■ **Problem statement**:
Check each line of the entries below for the string "твоего"; copy every line where it appears.

[Data records]
------------------------------------------------

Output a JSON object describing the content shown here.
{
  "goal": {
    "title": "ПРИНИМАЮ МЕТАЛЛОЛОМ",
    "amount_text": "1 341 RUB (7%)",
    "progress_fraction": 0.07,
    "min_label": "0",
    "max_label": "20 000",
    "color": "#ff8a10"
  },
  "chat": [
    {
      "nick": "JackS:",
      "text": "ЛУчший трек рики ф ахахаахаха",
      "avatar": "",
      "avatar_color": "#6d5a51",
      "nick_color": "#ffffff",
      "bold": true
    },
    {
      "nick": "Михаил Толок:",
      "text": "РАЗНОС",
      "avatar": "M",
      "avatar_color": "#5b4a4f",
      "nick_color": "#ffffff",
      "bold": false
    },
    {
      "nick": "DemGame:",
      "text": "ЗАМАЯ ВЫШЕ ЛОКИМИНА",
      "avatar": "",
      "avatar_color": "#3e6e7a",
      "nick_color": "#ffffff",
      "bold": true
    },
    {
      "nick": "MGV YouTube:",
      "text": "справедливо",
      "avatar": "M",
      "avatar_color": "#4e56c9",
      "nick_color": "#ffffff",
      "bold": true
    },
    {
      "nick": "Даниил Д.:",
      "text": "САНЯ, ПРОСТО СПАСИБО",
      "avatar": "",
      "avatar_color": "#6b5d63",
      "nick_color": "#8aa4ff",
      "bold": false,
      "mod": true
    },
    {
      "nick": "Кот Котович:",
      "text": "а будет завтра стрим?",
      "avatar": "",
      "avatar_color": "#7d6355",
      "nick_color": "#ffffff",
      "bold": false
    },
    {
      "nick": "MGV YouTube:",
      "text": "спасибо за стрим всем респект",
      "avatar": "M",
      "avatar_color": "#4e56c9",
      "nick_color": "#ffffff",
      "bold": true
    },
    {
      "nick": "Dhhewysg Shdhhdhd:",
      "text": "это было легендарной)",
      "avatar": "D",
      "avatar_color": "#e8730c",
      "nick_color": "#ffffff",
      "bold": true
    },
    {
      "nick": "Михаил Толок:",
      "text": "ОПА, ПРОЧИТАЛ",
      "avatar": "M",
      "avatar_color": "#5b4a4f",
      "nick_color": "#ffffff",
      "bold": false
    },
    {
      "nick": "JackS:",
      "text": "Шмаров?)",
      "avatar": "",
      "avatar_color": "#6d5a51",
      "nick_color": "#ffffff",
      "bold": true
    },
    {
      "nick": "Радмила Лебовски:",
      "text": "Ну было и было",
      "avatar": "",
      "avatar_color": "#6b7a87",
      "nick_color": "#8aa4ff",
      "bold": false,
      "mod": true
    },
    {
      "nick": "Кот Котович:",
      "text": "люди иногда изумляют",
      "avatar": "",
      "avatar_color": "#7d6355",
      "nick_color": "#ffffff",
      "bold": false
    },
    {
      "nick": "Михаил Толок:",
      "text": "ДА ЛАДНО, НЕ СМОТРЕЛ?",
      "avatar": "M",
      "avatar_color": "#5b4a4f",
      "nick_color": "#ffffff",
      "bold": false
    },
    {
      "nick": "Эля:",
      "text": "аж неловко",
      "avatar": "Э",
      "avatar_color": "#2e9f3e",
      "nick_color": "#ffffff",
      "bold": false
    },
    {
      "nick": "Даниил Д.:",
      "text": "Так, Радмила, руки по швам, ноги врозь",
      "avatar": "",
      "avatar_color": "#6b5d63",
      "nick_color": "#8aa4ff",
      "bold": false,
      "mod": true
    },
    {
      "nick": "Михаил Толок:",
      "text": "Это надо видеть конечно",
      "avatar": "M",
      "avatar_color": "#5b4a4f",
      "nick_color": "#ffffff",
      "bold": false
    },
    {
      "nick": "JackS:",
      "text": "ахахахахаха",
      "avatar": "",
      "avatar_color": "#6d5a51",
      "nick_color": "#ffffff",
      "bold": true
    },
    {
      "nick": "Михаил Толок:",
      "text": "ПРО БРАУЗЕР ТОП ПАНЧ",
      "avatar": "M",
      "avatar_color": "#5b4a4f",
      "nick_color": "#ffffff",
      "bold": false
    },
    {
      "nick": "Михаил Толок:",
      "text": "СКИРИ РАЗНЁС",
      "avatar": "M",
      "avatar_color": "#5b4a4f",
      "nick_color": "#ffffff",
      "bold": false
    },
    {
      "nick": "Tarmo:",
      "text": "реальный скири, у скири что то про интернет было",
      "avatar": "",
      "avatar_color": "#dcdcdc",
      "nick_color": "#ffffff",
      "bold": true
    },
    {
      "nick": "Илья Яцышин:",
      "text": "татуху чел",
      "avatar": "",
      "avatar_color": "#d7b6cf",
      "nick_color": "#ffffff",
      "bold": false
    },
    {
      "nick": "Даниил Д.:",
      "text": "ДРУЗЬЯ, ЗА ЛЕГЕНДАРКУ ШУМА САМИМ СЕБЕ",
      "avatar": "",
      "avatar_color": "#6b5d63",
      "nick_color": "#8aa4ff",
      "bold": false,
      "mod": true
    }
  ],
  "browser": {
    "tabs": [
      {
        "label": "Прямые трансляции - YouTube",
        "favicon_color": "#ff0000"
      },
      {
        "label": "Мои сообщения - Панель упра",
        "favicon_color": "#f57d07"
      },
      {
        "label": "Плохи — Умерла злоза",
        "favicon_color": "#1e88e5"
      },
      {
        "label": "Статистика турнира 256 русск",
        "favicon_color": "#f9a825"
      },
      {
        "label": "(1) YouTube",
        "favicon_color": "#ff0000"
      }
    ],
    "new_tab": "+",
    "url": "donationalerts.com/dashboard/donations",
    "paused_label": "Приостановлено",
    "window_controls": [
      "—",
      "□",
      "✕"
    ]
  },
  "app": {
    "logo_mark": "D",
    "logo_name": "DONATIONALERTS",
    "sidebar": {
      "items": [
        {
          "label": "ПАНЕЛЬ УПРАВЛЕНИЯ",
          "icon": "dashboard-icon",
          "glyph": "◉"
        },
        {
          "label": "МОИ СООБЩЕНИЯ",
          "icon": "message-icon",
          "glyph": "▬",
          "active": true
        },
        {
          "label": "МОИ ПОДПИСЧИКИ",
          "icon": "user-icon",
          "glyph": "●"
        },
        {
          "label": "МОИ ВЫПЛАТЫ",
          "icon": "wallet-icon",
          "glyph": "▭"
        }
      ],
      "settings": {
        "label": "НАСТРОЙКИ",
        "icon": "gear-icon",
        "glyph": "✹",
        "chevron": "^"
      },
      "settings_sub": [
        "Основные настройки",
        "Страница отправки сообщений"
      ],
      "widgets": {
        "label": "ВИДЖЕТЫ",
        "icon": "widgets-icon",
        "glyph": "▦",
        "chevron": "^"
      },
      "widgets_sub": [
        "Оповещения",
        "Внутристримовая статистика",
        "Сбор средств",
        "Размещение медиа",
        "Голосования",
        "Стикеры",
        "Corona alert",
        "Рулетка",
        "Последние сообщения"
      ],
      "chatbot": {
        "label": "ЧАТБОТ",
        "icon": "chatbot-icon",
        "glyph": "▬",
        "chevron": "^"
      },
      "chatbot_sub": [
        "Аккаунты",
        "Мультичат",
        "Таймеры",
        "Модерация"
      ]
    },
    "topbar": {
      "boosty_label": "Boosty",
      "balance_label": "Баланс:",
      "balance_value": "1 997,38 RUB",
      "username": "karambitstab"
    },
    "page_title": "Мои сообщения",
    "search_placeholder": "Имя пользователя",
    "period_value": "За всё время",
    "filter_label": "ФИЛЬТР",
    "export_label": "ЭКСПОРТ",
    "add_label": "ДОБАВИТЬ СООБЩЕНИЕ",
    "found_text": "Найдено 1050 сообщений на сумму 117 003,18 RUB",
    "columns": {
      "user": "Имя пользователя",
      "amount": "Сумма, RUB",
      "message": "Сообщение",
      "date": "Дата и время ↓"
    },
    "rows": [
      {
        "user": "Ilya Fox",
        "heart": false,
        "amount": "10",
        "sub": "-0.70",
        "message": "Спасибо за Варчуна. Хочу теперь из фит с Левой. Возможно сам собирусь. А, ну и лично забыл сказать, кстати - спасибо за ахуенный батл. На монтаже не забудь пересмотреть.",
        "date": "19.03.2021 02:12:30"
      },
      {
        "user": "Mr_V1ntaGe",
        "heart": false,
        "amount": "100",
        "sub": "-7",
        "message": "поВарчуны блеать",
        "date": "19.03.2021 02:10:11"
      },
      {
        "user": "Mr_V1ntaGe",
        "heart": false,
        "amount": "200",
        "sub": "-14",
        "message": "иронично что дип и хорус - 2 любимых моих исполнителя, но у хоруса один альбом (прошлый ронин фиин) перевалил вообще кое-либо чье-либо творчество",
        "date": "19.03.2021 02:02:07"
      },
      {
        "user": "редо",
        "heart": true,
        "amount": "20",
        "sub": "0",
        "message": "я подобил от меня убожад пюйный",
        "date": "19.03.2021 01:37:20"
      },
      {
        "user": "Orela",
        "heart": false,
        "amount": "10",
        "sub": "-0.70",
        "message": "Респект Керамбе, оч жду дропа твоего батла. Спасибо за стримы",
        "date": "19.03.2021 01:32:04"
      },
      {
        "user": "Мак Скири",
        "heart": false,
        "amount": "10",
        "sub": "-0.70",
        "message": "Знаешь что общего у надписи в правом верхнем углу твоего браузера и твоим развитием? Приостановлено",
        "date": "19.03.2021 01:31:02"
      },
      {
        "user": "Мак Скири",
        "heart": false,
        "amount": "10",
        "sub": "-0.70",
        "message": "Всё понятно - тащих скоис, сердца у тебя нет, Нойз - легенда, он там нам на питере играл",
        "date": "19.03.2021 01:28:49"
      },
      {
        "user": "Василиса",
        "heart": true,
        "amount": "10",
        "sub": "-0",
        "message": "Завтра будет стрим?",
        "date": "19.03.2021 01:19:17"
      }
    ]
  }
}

------------------------------------------------

■ **Response to the exercise**:
        "message": "Респект Керамбе, оч жду дропа твоего батла. Спасибо за стримы",
        "message": "Знаешь что общего у надписи в правом верхнем углу твоего браузера и твоим развитием? Приостановлено",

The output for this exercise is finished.